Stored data
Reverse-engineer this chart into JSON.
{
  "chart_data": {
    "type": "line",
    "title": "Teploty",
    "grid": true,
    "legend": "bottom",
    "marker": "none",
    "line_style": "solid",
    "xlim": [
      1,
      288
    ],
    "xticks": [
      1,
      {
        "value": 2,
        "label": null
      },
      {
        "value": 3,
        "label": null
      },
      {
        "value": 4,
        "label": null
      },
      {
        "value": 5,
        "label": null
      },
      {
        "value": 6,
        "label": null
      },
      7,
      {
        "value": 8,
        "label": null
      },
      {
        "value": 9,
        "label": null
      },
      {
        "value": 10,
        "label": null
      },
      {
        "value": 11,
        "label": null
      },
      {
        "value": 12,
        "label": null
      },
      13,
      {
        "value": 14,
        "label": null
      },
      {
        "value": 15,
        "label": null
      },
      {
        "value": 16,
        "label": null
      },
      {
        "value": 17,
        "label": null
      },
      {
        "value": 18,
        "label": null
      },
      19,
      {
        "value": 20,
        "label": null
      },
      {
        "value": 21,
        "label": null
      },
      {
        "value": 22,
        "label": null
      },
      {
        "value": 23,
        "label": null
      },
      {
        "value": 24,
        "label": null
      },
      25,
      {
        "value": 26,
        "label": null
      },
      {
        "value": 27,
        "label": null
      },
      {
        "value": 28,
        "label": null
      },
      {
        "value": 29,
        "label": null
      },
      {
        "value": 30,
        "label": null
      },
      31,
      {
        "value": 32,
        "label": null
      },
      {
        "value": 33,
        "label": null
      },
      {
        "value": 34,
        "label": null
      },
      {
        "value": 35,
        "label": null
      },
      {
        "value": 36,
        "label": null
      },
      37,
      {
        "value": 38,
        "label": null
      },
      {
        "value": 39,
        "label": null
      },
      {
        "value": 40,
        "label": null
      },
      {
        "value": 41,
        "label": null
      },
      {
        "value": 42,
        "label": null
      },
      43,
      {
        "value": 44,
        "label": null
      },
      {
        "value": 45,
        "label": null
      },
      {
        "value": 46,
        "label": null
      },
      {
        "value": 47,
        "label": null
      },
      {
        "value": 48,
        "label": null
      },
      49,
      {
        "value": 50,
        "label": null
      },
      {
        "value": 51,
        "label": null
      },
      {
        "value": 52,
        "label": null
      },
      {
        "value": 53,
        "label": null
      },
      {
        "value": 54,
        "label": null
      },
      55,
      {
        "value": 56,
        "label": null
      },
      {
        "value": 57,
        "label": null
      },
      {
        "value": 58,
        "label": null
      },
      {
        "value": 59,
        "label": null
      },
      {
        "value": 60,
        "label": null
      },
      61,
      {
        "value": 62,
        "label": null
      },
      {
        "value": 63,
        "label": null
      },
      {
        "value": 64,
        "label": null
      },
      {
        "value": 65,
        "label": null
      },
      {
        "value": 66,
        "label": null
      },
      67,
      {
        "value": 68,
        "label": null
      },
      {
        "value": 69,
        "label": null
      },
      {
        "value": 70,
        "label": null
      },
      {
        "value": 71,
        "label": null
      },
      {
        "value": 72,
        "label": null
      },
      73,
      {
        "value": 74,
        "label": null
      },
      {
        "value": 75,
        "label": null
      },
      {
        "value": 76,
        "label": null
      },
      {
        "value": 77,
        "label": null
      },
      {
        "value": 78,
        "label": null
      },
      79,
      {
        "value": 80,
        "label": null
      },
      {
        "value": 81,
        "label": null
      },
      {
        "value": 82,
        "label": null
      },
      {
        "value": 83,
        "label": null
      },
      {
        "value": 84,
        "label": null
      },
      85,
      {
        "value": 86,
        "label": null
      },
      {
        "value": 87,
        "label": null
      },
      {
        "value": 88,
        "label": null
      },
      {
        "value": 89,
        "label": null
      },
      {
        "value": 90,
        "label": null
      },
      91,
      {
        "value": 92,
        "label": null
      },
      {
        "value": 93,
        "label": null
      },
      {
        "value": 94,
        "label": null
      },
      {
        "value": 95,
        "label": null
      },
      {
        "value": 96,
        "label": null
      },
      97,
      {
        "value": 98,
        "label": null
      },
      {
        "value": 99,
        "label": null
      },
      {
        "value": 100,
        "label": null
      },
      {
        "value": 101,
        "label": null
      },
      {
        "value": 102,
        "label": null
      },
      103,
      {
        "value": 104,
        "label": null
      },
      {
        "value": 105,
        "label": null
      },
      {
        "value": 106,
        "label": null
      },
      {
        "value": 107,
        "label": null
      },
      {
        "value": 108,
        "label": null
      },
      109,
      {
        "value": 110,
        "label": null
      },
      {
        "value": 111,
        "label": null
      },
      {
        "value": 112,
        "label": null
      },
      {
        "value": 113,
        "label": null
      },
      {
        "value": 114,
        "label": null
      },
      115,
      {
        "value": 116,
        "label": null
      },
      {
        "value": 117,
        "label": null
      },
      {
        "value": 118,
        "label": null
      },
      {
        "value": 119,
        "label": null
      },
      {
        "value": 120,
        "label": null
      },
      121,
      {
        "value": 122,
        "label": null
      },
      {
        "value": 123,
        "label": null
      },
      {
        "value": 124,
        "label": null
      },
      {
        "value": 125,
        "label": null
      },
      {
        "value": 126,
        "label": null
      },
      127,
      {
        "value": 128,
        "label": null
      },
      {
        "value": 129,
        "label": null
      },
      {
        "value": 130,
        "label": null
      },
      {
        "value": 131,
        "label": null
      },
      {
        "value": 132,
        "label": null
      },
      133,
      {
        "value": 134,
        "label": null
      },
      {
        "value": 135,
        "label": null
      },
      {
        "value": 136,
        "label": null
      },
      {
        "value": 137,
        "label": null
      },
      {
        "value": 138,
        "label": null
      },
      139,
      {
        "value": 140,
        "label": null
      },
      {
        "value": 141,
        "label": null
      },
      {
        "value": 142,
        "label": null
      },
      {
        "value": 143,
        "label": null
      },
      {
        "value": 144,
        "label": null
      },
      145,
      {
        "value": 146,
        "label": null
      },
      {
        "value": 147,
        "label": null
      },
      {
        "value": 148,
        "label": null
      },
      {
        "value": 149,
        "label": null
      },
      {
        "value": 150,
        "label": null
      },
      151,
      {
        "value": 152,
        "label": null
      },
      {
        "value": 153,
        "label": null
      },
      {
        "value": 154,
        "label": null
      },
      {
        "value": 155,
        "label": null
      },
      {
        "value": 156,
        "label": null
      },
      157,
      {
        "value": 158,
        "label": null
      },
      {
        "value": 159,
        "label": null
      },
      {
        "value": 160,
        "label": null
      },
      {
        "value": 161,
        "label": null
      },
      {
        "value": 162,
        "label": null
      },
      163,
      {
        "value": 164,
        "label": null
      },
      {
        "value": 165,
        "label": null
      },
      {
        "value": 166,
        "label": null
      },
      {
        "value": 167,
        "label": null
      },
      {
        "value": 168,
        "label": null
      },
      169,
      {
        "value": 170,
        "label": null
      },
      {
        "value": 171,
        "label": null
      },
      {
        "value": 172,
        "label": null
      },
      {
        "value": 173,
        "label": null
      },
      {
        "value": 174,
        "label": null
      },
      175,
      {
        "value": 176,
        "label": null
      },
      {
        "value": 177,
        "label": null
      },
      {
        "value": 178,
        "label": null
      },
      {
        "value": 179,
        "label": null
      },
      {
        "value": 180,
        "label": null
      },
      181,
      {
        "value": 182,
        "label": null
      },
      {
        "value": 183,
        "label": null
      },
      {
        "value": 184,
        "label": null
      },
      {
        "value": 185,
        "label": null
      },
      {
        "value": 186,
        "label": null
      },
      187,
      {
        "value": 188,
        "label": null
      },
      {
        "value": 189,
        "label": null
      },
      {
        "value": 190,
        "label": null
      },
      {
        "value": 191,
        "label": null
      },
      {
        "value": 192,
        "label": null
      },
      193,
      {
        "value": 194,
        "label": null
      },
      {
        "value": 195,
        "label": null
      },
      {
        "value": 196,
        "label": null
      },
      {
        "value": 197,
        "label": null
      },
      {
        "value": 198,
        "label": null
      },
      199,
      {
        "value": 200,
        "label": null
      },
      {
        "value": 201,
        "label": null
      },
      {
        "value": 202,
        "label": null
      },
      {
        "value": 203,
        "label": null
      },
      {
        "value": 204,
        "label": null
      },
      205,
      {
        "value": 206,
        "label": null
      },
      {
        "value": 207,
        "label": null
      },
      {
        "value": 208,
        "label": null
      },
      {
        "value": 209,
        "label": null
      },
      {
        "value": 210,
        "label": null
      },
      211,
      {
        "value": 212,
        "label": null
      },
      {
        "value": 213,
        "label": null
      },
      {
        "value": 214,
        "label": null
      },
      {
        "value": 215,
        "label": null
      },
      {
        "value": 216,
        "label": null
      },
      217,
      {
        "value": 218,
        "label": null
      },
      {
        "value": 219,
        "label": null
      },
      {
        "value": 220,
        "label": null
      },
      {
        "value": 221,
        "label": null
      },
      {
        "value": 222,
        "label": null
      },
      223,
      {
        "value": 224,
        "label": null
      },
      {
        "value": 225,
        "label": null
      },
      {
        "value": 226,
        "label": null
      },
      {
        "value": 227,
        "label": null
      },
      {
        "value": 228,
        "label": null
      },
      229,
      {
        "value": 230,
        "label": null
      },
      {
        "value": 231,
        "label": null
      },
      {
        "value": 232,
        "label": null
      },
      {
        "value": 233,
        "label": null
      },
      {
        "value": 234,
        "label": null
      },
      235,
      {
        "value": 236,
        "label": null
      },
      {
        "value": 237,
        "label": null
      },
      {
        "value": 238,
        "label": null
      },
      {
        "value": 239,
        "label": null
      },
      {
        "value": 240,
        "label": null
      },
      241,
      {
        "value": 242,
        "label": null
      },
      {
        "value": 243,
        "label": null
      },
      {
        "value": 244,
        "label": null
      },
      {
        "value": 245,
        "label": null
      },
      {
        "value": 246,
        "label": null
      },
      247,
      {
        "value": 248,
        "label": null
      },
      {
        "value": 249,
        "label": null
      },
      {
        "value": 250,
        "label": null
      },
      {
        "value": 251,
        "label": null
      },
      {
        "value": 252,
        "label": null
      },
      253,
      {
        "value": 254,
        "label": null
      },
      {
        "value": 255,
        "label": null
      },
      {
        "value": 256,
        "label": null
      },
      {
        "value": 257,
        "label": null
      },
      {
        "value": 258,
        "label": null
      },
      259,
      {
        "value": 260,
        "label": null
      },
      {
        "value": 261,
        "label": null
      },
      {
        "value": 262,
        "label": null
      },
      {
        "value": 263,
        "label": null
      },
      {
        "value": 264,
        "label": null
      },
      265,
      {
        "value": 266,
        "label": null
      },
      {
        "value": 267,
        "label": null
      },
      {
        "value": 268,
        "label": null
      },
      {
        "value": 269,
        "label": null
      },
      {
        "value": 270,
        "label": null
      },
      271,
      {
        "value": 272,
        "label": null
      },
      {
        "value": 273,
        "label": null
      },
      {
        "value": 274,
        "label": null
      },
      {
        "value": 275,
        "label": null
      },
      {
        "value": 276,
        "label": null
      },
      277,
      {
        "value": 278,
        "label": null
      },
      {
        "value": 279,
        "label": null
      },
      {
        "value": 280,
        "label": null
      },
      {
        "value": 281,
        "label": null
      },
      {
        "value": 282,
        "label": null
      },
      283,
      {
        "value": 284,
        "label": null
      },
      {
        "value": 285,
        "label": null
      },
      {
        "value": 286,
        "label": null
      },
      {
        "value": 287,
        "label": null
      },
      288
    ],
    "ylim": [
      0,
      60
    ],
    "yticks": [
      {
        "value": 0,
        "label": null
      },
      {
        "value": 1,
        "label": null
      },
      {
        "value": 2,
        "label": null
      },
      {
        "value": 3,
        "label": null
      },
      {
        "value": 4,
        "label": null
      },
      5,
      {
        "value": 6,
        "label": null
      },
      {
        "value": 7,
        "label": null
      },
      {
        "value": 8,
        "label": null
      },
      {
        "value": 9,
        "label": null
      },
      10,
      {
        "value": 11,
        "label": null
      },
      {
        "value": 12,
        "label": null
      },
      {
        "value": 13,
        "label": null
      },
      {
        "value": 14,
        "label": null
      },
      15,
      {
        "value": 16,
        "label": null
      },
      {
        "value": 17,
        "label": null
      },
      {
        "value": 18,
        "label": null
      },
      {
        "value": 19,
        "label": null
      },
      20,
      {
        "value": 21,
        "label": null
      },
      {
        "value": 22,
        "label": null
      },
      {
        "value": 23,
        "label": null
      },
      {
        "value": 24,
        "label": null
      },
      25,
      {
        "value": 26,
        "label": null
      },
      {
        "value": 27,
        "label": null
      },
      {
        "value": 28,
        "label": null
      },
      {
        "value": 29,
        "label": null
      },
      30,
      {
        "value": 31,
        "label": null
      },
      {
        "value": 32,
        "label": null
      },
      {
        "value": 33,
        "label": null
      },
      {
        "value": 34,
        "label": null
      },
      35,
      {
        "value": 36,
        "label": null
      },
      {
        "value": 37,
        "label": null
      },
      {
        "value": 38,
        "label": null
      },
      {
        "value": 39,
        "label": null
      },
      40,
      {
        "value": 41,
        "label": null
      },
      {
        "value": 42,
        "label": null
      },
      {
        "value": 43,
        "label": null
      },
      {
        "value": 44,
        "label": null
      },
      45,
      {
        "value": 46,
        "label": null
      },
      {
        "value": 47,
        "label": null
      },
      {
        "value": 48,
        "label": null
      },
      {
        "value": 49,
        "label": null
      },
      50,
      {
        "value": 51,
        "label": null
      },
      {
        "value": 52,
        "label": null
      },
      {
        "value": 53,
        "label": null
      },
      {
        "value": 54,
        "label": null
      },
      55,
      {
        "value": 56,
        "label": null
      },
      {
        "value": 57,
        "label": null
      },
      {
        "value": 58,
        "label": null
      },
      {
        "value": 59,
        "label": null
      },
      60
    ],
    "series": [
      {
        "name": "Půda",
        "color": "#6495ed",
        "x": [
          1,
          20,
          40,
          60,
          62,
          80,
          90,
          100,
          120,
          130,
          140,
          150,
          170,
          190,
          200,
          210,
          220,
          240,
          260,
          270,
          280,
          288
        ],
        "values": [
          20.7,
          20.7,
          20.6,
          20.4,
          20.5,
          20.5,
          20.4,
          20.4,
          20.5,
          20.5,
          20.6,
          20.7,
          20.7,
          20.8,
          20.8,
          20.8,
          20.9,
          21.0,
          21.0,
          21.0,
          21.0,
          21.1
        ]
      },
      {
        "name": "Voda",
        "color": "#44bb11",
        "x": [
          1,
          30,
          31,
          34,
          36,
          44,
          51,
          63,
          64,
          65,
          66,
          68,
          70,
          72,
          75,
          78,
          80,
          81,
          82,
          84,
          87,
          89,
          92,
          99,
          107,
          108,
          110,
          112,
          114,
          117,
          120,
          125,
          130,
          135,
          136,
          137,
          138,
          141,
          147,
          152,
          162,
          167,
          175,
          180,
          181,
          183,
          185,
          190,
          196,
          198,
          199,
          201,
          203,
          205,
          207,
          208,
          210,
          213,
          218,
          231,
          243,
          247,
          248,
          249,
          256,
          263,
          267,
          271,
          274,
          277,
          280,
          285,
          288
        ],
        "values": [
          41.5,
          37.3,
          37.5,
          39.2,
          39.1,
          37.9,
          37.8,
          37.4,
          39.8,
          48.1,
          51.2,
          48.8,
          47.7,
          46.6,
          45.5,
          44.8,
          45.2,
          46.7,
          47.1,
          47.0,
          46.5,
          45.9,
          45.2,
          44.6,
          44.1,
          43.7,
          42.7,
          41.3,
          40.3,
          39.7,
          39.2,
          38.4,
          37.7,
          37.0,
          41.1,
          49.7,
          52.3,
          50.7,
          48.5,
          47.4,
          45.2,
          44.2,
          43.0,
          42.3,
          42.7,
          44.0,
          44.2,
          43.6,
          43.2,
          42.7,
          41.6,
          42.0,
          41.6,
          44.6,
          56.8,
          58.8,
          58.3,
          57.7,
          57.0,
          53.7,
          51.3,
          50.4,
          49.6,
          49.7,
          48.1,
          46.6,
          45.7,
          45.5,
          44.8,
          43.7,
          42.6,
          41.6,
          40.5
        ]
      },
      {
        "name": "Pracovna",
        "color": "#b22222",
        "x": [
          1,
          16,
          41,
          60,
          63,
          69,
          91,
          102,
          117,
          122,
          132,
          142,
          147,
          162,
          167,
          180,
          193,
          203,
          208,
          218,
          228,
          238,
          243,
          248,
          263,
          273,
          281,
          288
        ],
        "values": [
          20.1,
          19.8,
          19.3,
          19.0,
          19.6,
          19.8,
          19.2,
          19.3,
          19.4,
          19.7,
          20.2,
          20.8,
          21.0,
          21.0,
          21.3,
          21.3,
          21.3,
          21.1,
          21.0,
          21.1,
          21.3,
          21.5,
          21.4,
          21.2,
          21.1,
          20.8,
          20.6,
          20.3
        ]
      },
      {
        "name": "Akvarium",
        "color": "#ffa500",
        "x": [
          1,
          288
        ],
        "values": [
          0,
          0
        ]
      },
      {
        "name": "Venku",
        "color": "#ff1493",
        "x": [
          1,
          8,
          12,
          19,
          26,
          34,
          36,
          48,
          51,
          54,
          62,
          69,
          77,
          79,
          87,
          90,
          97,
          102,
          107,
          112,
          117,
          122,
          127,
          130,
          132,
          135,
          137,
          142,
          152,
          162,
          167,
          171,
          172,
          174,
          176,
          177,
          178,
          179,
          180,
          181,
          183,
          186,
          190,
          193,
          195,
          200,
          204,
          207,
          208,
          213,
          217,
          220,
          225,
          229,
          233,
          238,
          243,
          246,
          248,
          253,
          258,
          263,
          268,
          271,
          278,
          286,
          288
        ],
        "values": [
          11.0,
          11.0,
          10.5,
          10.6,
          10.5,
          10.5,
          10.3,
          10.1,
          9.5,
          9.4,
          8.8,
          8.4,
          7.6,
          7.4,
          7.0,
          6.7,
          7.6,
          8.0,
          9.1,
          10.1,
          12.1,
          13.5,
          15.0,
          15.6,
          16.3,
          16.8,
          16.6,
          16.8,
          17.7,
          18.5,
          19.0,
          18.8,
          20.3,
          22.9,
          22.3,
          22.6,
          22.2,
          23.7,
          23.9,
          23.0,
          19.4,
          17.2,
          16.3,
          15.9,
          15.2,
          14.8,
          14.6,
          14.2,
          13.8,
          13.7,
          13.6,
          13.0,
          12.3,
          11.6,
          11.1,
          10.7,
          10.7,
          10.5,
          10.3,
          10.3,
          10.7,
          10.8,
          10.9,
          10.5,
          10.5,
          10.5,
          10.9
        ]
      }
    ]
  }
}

▸ Your objective
Report each line of the material above where the word "color" appears.

▸ In response
        "color": "#6495ed",
        "color": "#44bb11",
        "color": "#b22222",
        "color": "#ffa500",
        "color": "#ff1493",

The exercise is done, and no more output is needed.